*SHORT TASK*
Work out how many lines of the listing hold "Слой", then state only that count.
— Start of SOURCE DATA —
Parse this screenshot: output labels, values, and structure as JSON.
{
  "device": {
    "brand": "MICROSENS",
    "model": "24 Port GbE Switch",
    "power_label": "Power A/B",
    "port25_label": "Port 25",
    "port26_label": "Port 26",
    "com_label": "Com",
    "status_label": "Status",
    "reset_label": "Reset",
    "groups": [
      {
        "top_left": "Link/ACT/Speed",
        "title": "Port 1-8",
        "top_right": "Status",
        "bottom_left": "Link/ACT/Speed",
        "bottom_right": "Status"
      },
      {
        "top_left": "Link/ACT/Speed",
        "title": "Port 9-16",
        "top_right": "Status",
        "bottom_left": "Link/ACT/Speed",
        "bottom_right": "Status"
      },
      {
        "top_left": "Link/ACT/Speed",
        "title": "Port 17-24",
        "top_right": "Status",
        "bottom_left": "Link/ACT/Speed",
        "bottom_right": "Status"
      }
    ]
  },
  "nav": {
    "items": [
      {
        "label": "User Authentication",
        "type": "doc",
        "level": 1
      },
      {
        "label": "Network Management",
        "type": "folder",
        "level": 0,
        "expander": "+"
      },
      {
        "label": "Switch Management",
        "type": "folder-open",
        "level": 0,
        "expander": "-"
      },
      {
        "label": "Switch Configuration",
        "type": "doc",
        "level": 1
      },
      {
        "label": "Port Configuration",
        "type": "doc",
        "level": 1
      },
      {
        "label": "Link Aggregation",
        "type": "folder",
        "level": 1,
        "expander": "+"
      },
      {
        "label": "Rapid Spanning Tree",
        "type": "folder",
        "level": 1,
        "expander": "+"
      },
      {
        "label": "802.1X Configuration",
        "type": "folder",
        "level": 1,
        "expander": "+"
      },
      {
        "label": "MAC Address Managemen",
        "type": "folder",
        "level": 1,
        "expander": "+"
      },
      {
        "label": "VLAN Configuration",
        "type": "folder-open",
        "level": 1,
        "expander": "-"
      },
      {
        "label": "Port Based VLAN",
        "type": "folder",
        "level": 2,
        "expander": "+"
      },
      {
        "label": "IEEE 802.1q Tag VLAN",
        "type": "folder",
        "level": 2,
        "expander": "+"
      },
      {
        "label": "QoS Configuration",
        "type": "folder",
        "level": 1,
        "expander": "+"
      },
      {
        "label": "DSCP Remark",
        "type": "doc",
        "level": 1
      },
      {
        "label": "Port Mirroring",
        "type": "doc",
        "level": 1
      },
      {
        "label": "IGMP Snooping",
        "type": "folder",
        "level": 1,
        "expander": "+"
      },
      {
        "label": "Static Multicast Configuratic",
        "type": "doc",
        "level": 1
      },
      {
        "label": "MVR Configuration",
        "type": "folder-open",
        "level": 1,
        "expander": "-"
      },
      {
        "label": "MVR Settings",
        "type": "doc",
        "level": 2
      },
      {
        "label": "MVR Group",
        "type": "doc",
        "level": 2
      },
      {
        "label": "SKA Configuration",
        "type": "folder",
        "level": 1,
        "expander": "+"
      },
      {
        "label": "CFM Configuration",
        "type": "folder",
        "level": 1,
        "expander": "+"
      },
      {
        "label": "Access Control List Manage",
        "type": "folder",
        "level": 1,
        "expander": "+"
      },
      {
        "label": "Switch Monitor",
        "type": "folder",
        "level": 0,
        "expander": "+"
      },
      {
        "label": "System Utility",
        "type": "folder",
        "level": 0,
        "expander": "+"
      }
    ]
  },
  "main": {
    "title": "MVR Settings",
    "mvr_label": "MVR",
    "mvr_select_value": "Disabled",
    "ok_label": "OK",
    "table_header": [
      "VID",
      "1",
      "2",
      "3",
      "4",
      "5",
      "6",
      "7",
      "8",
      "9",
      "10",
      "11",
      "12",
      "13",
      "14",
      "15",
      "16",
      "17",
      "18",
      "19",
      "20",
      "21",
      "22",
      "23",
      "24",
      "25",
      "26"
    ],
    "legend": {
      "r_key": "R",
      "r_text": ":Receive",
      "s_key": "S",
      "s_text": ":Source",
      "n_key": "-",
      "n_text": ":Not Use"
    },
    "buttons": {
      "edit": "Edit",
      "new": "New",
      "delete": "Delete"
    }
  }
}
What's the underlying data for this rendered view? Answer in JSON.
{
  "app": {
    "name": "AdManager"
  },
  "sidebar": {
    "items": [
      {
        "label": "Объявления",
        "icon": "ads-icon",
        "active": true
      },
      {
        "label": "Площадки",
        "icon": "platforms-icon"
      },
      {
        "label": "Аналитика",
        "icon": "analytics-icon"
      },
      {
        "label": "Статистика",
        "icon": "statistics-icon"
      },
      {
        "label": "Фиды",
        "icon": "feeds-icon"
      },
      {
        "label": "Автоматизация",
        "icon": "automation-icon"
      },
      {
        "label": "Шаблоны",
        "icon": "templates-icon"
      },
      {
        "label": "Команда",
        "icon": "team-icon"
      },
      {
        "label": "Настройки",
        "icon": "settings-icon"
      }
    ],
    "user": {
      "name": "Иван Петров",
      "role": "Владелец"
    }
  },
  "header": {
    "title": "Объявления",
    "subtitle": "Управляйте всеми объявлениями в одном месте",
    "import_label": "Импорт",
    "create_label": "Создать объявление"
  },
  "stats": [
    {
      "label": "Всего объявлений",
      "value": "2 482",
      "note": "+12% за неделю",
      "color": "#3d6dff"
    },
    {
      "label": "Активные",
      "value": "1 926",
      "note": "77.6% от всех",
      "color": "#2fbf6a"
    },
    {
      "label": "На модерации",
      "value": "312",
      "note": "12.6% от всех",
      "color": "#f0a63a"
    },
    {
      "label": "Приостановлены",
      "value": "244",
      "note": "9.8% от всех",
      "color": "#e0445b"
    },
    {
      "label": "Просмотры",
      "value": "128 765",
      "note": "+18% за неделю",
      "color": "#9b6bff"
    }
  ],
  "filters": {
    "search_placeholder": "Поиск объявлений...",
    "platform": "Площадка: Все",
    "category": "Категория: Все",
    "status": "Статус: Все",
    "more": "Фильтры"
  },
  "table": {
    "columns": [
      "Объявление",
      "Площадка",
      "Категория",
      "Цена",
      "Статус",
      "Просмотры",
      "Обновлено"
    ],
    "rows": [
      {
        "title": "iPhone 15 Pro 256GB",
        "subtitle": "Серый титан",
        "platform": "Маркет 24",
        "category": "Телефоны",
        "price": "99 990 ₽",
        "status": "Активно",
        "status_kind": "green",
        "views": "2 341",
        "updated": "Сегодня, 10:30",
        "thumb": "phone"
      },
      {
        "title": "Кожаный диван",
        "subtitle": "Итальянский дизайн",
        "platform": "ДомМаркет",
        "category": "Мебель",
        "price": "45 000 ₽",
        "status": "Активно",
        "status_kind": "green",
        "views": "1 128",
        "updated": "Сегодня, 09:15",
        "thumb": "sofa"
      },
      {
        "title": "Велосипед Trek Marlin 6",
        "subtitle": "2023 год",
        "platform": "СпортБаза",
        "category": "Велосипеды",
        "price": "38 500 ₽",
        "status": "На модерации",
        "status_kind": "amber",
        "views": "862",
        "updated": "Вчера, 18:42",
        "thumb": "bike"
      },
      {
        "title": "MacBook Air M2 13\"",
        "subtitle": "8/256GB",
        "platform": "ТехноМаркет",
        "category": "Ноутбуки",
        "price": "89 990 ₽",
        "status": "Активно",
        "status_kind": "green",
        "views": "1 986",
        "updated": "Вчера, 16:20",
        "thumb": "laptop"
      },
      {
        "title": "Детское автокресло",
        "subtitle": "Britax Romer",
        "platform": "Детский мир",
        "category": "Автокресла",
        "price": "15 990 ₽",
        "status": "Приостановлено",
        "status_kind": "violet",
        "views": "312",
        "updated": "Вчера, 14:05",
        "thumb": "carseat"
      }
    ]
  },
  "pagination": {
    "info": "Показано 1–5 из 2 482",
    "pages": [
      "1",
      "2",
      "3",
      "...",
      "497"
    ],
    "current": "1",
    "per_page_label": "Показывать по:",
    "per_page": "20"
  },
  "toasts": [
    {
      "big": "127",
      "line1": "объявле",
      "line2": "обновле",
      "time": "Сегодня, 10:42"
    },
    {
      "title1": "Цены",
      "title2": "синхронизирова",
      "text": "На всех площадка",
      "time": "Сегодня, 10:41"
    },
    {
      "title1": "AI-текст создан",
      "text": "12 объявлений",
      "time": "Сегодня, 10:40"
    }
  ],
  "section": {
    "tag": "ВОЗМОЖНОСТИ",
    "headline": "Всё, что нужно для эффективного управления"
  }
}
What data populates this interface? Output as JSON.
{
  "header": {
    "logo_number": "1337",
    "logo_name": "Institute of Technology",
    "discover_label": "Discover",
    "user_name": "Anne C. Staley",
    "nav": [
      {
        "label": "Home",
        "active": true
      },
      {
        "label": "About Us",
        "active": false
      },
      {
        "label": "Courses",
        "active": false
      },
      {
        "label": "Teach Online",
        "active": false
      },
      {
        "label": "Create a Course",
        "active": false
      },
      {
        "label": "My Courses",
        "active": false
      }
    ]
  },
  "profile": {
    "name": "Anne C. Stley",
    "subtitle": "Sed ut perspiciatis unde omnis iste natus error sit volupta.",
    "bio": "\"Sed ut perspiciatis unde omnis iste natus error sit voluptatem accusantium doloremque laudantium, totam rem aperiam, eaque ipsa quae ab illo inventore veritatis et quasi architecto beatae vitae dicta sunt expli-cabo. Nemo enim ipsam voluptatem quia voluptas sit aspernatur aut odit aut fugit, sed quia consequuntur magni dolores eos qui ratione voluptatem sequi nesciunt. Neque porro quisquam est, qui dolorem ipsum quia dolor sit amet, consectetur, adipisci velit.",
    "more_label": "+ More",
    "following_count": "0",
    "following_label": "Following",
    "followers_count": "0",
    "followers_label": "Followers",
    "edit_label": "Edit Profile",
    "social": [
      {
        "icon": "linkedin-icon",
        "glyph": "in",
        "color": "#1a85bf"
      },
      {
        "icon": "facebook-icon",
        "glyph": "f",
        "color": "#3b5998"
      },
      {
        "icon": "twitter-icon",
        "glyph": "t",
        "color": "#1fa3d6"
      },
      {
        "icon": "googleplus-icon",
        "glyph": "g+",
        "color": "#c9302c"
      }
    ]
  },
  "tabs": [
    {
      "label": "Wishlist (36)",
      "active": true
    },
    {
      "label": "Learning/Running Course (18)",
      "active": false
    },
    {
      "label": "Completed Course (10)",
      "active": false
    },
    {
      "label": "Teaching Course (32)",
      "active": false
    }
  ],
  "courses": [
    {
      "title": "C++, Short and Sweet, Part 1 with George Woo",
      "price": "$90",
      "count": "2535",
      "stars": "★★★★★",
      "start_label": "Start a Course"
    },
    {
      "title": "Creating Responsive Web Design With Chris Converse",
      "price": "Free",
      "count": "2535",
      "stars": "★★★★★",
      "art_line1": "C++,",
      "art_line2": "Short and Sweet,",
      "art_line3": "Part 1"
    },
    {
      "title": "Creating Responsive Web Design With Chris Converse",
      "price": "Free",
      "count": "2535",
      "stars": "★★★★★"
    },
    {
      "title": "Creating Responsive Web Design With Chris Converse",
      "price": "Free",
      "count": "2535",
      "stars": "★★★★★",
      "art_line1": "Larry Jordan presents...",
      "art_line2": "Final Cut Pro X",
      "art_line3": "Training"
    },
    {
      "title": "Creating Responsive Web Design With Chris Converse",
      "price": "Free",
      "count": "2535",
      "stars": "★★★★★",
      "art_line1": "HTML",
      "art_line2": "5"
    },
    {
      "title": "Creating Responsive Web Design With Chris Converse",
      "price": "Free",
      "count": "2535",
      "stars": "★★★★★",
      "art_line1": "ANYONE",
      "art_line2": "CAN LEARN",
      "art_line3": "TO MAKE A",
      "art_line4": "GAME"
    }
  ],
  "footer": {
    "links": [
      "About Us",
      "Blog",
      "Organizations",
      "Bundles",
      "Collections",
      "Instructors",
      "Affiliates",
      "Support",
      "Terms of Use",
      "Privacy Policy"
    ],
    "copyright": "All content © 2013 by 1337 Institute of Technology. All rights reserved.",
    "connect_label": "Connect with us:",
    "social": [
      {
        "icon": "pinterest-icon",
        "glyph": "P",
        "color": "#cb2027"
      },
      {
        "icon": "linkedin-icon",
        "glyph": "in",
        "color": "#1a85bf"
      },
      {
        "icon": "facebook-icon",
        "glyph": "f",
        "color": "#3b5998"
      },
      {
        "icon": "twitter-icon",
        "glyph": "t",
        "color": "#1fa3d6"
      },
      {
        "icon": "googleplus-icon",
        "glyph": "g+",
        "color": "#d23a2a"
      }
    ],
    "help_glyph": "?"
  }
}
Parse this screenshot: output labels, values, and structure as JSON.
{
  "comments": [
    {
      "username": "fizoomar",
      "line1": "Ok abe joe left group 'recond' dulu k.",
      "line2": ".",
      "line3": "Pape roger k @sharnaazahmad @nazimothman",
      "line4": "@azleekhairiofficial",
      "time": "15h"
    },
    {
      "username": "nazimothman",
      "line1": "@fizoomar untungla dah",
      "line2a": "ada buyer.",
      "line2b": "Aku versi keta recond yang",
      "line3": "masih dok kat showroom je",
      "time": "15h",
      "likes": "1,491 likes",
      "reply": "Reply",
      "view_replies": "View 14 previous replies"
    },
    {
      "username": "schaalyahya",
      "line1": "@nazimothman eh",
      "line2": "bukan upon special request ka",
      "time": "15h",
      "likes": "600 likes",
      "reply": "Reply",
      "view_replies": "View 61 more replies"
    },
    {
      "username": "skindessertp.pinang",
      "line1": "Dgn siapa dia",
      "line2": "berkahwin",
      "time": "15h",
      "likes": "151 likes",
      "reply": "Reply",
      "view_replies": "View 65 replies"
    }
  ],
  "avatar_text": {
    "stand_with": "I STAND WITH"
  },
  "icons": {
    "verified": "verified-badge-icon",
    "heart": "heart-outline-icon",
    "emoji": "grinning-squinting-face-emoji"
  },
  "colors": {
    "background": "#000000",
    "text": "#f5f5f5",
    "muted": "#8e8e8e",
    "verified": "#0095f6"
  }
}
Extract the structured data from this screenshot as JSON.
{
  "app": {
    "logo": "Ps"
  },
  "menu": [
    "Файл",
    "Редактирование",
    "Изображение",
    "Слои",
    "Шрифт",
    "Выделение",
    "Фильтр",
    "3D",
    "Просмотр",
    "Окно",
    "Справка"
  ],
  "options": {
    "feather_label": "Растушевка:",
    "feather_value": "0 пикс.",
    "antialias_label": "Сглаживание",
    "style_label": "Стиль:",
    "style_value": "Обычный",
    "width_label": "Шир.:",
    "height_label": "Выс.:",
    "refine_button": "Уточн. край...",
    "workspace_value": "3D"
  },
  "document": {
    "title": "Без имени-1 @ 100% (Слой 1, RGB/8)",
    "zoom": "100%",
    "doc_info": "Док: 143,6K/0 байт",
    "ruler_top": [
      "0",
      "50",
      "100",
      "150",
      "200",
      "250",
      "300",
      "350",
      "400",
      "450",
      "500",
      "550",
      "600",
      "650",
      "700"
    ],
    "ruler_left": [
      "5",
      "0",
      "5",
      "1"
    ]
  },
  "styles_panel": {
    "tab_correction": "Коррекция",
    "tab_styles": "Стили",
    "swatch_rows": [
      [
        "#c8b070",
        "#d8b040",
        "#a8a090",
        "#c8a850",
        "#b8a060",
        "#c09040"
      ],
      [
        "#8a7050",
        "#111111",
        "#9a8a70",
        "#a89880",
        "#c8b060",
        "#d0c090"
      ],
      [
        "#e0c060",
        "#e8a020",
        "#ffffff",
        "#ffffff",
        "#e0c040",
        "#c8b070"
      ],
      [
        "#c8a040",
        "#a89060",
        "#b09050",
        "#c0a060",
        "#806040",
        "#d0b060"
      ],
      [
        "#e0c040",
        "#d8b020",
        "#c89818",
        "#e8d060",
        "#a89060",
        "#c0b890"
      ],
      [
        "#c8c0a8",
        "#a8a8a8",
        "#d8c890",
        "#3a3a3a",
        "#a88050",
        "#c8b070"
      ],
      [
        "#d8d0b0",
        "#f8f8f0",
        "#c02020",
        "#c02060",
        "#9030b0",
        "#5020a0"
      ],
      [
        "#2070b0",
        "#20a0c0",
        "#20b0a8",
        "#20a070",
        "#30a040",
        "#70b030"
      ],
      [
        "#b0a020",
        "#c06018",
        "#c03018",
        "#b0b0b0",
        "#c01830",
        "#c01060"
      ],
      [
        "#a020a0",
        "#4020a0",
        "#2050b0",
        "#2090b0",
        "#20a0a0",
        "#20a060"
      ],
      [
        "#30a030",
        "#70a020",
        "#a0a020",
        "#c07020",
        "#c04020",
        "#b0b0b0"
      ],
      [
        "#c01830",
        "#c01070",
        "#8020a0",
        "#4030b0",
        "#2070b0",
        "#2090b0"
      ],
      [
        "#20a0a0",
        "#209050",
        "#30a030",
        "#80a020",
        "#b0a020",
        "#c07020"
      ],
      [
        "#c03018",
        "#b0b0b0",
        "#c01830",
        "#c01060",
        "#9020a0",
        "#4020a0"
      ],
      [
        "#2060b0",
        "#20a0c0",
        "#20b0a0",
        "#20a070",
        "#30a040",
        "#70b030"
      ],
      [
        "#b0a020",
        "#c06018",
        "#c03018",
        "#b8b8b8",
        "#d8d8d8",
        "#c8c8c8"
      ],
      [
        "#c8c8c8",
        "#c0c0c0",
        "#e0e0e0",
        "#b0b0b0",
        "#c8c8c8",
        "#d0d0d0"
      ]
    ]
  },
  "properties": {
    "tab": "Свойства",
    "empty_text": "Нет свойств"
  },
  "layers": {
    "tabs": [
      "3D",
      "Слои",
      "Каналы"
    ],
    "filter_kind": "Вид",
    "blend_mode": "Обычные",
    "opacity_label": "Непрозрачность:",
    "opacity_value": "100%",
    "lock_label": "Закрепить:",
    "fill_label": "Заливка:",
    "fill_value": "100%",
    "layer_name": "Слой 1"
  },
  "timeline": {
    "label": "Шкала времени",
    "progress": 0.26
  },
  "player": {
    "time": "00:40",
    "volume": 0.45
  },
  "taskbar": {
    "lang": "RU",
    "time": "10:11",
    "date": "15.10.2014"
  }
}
— End of SOURCE DATA —
*EXERCISE SOLUTION*
2